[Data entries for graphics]
::::::
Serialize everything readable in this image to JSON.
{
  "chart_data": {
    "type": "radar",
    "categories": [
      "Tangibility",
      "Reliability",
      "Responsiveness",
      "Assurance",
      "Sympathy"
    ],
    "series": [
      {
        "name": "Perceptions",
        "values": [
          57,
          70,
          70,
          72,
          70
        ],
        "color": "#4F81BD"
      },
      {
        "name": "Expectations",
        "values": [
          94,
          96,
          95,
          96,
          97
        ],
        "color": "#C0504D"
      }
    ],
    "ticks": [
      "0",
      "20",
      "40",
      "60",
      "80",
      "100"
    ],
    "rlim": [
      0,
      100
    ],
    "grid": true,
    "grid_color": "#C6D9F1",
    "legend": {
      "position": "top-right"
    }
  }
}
::::::
Aim of the exercise: Could you transcribe the records in full, exactly?

Exercise solution:
Serialize everything readable in this image to JSON.
{
  "chart_data": {
    "type": "radar",
    "categories": [
      "Tangibility",
      "Reliability",
      "Responsiveness",
      "Assurance",
      "Sympathy"
    ],
    "series": [
      {
        "name": "Perceptions",
        "values": [
          57,
          70,
          70,
          72,
          70
        ],
        "color": "#4F81BD"
      },
      {
        "name": "Expectations",
        "values": [
          94,
          96,
          95,
          96,
          97
        ],
        "color": "#C0504D"
      }
    ],
    "ticks": [
      "0",
      "20",
      "40",
      "60",
      "80",
      "100"
    ],
    "rlim": [
      0,
      100
    ],
    "grid": true,
    "grid_color": "#C6D9F1",
    "legend": {
      "position": "top-right"
    }
  }
}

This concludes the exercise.